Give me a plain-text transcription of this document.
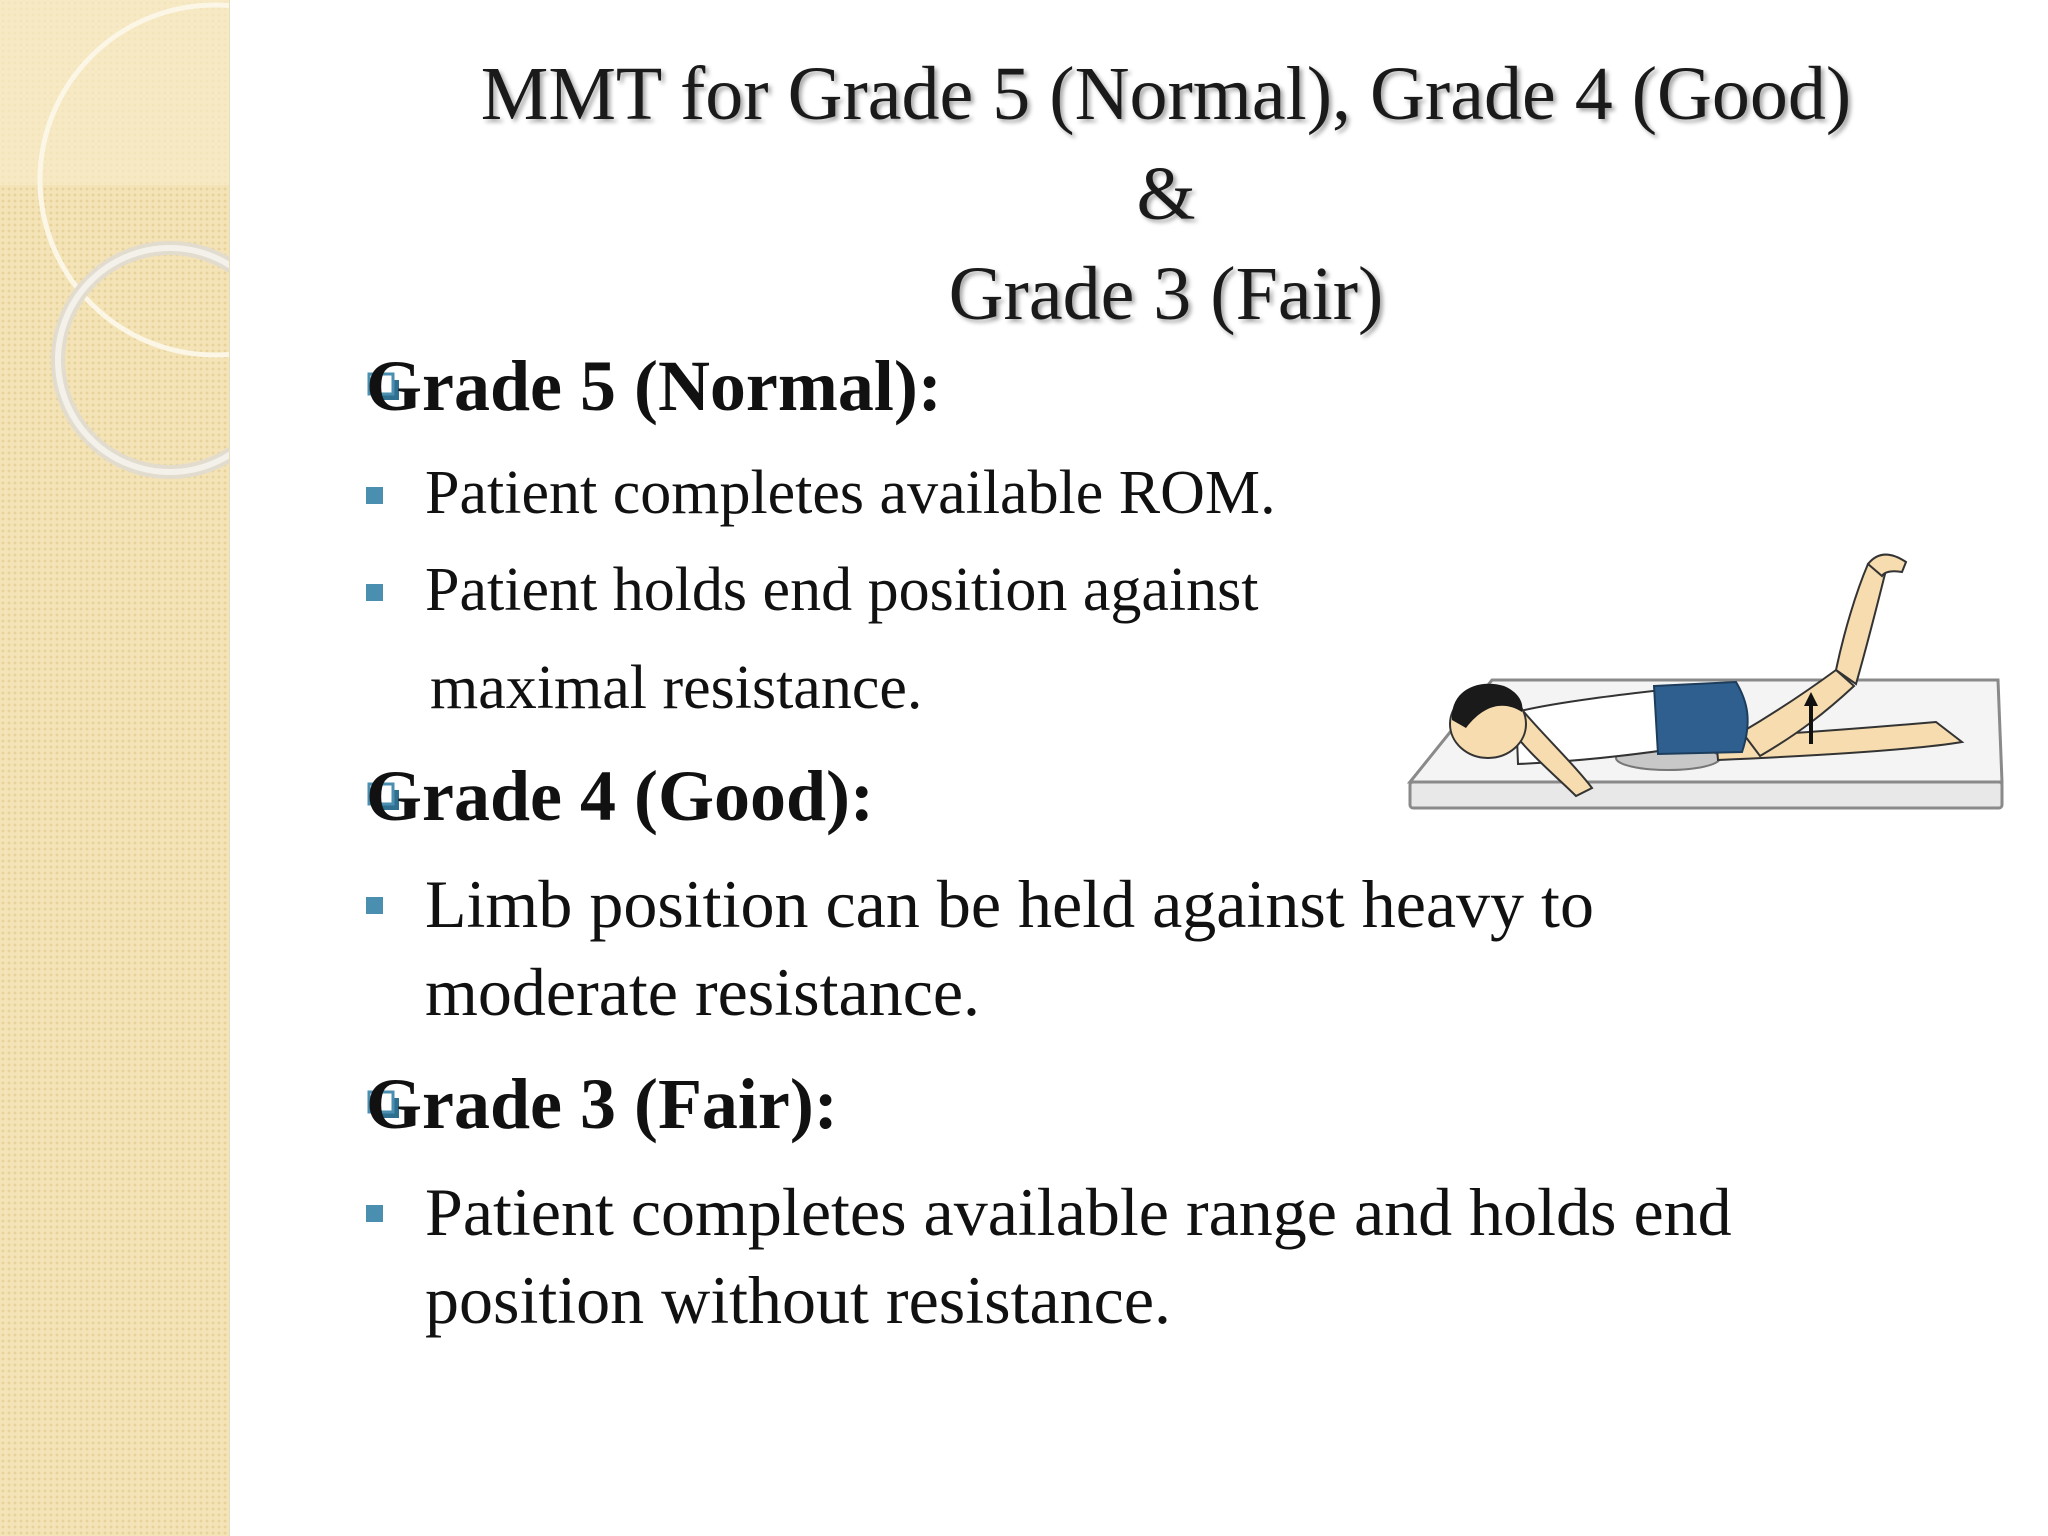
MMT for Grade 5 (Normal), Grade 4 (Good)
&
Grade 3 (Fair)

Grade 5 (Normal):

Patient completes available ROM.

Patient holds end position against

maximal resistance.

Grade 4 (Good):

Limb position can be held against heavy to

moderate resistance.

Grade 3 (Fair):

Patient completes available range and holds end

position without resistance.
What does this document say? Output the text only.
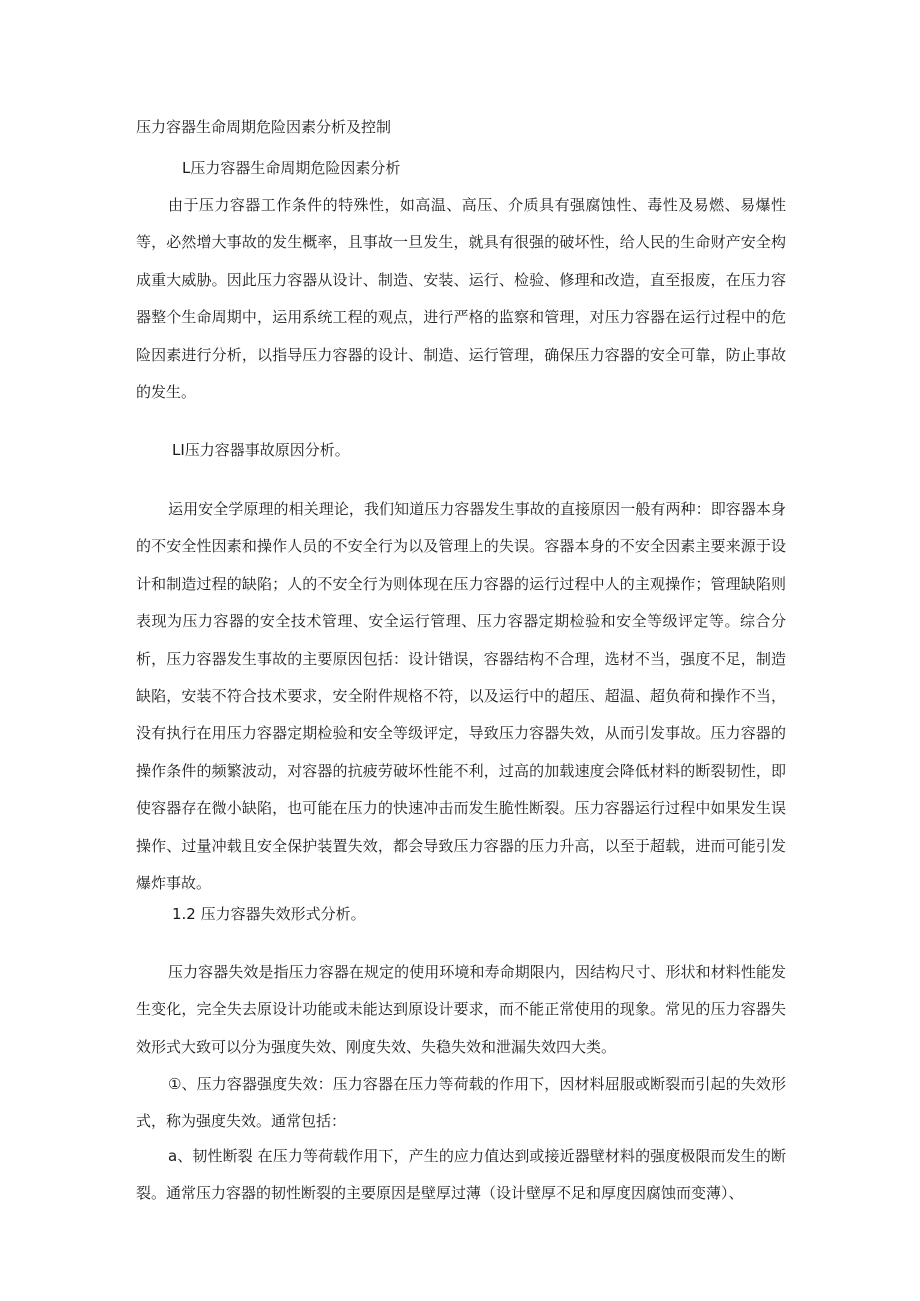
压力容器生命周期危险因素分析及控制
L压力容器生命周期危险因素分析
由于压力容器工作条件的特殊性，如高温、高压、介质具有强腐蚀性、毒性及易燃、易爆性等，必然增大事故的发生概率，且事故一旦发生，就具有很强的破坏性，给人民的生命财产安全构成重大威胁。因此压力容器从设计、制造、安装、运行、检验、修理和改造，直至报废，在压力容器整个生命周期中，运用系统工程的观点，进行严格的监察和管理，对压力容器在运行过程中的危险因素进行分析，以指导压力容器的设计、制造、运行管理，确保压力容器的安全可靠，防止事故的发生。
LI压力容器事故原因分析。
运用安全学原理的相关理论，我们知道压力容器发生事故的直接原因一般有两种：即容器本身的不安全性因素和操作人员的不安全行为以及管理上的失误。容器本身的不安全因素主要来源于设计和制造过程的缺陷；人的不安全行为则体现在压力容器的运行过程中人的主观操作；管理缺陷则表现为压力容器的安全技术管理、安全运行管理、压力容器定期检验和安全等级评定等。综合分析，压力容器发生事故的主要原因包括：设计错误，容器结构不合理，选材不当，强度不足，制造缺陷，安装不符合技术要求，安全附件规格不符，以及运行中的超压、超温、超负荷和操作不当，没有执行在用压力容器定期检验和安全等级评定，导致压力容器失效，从而引发事故。压力容器的操作条件的频繁波动，对容器的抗疲劳破坏性能不利，过高的加载速度会降低材料的断裂韧性，即使容器存在微小缺陷，也可能在压力的快速冲击而发生脆性断裂。压力容器运行过程中如果发生误操作、过量冲载且安全保护装置失效，都会导致压力容器的压力升高，以至于超载，进而可能引发爆炸事故。
1.2 压力容器失效形式分析。
压力容器失效是指压力容器在规定的使用环境和寿命期限内，因结构尺寸、形状和材料性能发生变化，完全失去原设计功能或未能达到原设计要求，而不能正常使用的现象。常见的压力容器失效形式大致可以分为强度失效、刚度失效、失稳失效和泄漏失效四大类。
①、压力容器强度失效：压力容器在压力等荷载的作用下，因材料屈服或断裂而引起的失效形式，称为强度失效。通常包括：
a、韧性断裂 在压力等荷载作用下，产生的应力值达到或接近器壁材料的强度极限而发生的断裂。通常压力容器的韧性断裂的主要原因是壁厚过薄（设计壁厚不足和厚度因腐蚀而变薄）、
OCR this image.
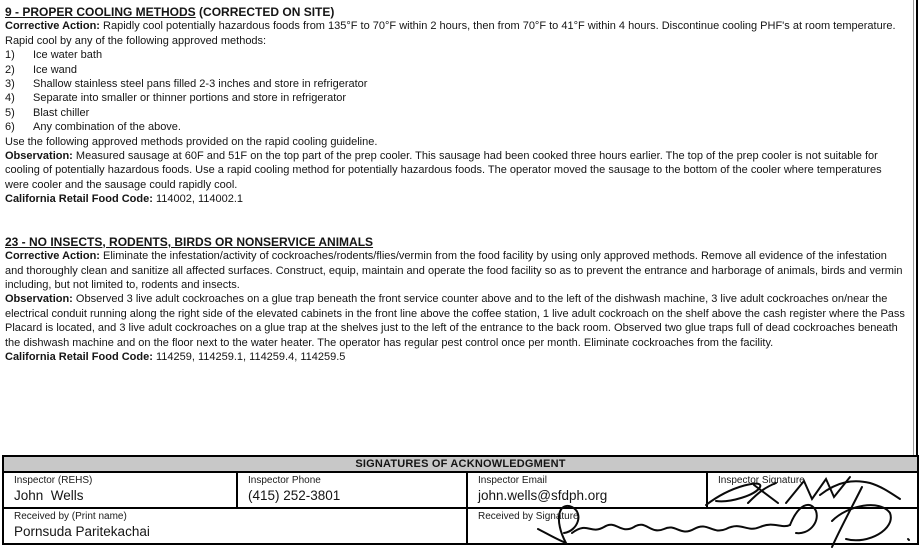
9 - PROPER COOLING METHODS (CORRECTED ON SITE)
Corrective Action: Rapidly cool potentially hazardous foods from 135°F to 70°F within 2 hours, then from 70°F to 41°F within 4 hours. Discontinue cooling PHF's at room temperature.
Rapid cool by any of the following approved methods:
1)	Ice water bath
2)	Ice wand
3)	Shallow stainless steel pans filled 2-3 inches and store in refrigerator
4)	Separate into smaller or thinner portions and store in refrigerator
5)	Blast chiller
6)	Any combination of the above.
Use the following approved methods provided on the rapid cooling guideline.
Observation: Measured sausage at 60F and 51F on the top part of the prep cooler. This sausage had been cooked three hours earlier. The top of the prep cooler is not suitable for cooling of potentially hazardous foods. Use a rapid cooling method for potentially hazardous foods. The operator moved the sausage to the bottom of the cooler where temperatures were cooler and the sausage could rapidly cool.
California Retail Food Code: 114002, 114002.1
23 - NO INSECTS, RODENTS, BIRDS OR NONSERVICE ANIMALS
Corrective Action: Eliminate the infestation/activity of cockroaches/rodents/flies/vermin from the food facility by using only approved methods. Remove all evidence of the infestation and thoroughly clean and sanitize all affected surfaces. Construct, equip, maintain and operate the food facility so as to prevent the entrance and harborage of animals, birds and vermin including, but not limited to, rodents and insects.
Observation: Observed 3 live adult cockroaches on a glue trap beneath the front service counter above and to the left of the dishwash machine, 3 live adult cockroaches on/near the electrical conduit running along the right side of the elevated cabinets in the front line above the coffee station, 1 live adult cockroach on the shelf above the cash register where the Pass Placard is located, and 3 live adult cockroaches on a glue trap at the shelves just to the left of the entrance to the back room. Observed two glue traps full of dead cockroaches beneath the dishwash machine and on the floor next to the water heater. The operator has regular pest control once per month. Eliminate cockroaches from the facility.
California Retail Food Code: 114259, 114259.1, 114259.4, 114259.5
SIGNATURES OF ACKNOWLEDGMENT
Inspector (REHS)
John  Wells
Inspector Phone
(415) 252-3801
Inspector Email
john.wells@sfdph.org
Inspector Signature
Received by (Print name)
Pornsuda Paritekachai
Received by Signature
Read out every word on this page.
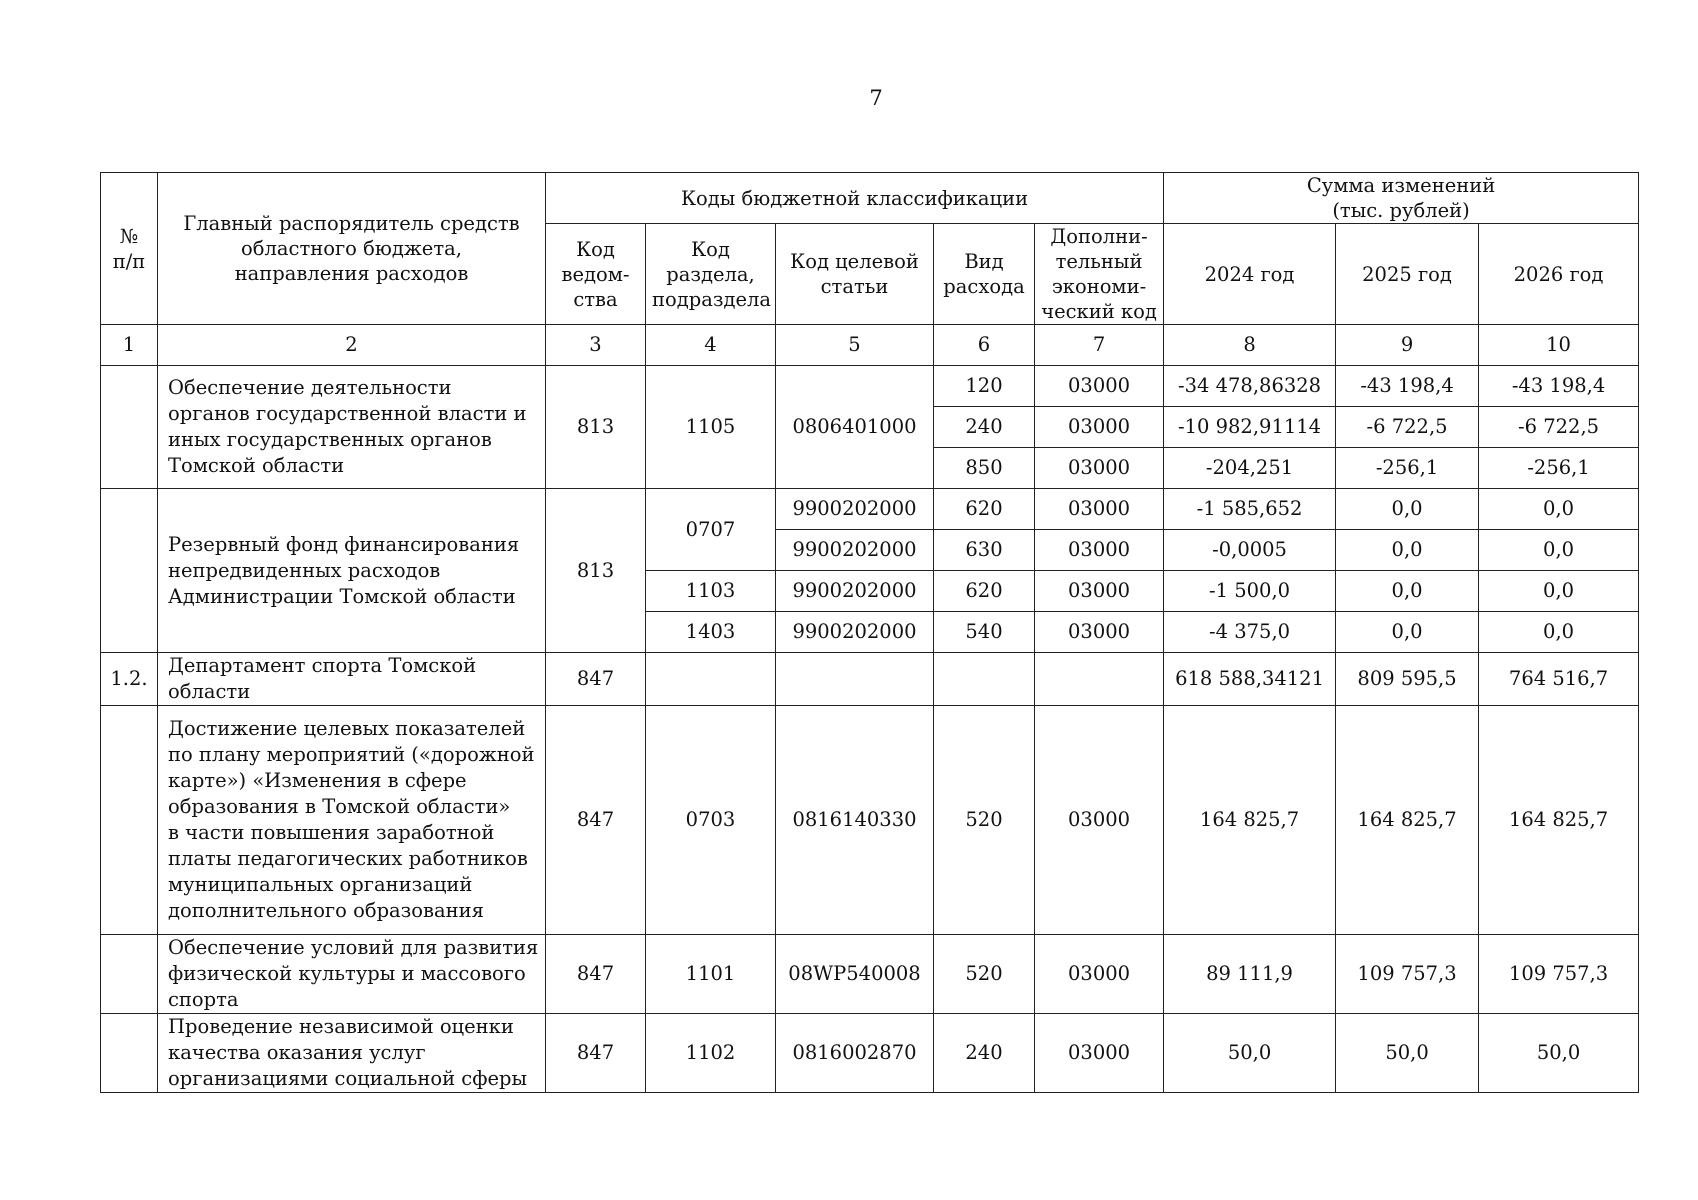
7
№
п/п	Главный распорядитель средств областного бюджета, направления расходов	Коды бюджетной классификации					Сумма изменений
(тыс. рублей)		
		Код ведом-ства	Код раздела, подраздела	Код целевой статьи	Вид расхода	Дополни-тельный экономи-ческий код	2024 год	2025 год	2026 год
1	2	3	4	5	6	7	8	9	10
	Обеспечение деятельности органов государственной власти и иных государственных органов Томской области	813	1105	0806401000	120	03000	-34 478,86328	-43 198,4	-43 198,4
					240	03000	-10 982,91114	-6 722,5	-6 722,5
					850	03000	-204,251	-256,1	-256,1
	Резервный фонд финансирования непредвиденных расходов Администрации Томской области	813	0707	9900202000	620	03000	-1 585,652	0,0	0,0
				9900202000	630	03000	-0,0005	0,0	0,0
			1103	9900202000	620	03000	-1 500,0	0,0	0,0
			1403	9900202000	540	03000	-4 375,0	0,0	0,0
1.2.	Департамент спорта Томской области	847					618 588,34121	809 595,5	764 516,7
	Достижение целевых показателей
по плану мероприятий («дорожной карте») «Изменения в сфере образования в Томской области»
в части повышения заработной платы педагогических работников муниципальных организаций дополнительного образования	847	0703	0816140330	520	03000	164 825,7	164 825,7	164 825,7
	Обеспечение условий для развития физической культуры и массового спорта	847	1101	08WP540008	520	03000	89 111,9	109 757,3	109 757,3
	Проведение независимой оценки качества оказания услуг организациями социальной сферы	847	1102	0816002870	240	03000	50,0	50,0	50,0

____

**REQUIREMENTS:** From the data, collect all lines where the string "Retail" appears.

**FULL RESPONSE:**
California Retail Food Code: 114002, 114002.1
California Retail Food Code: 114259, 114259.1, 114259.4, 114259.5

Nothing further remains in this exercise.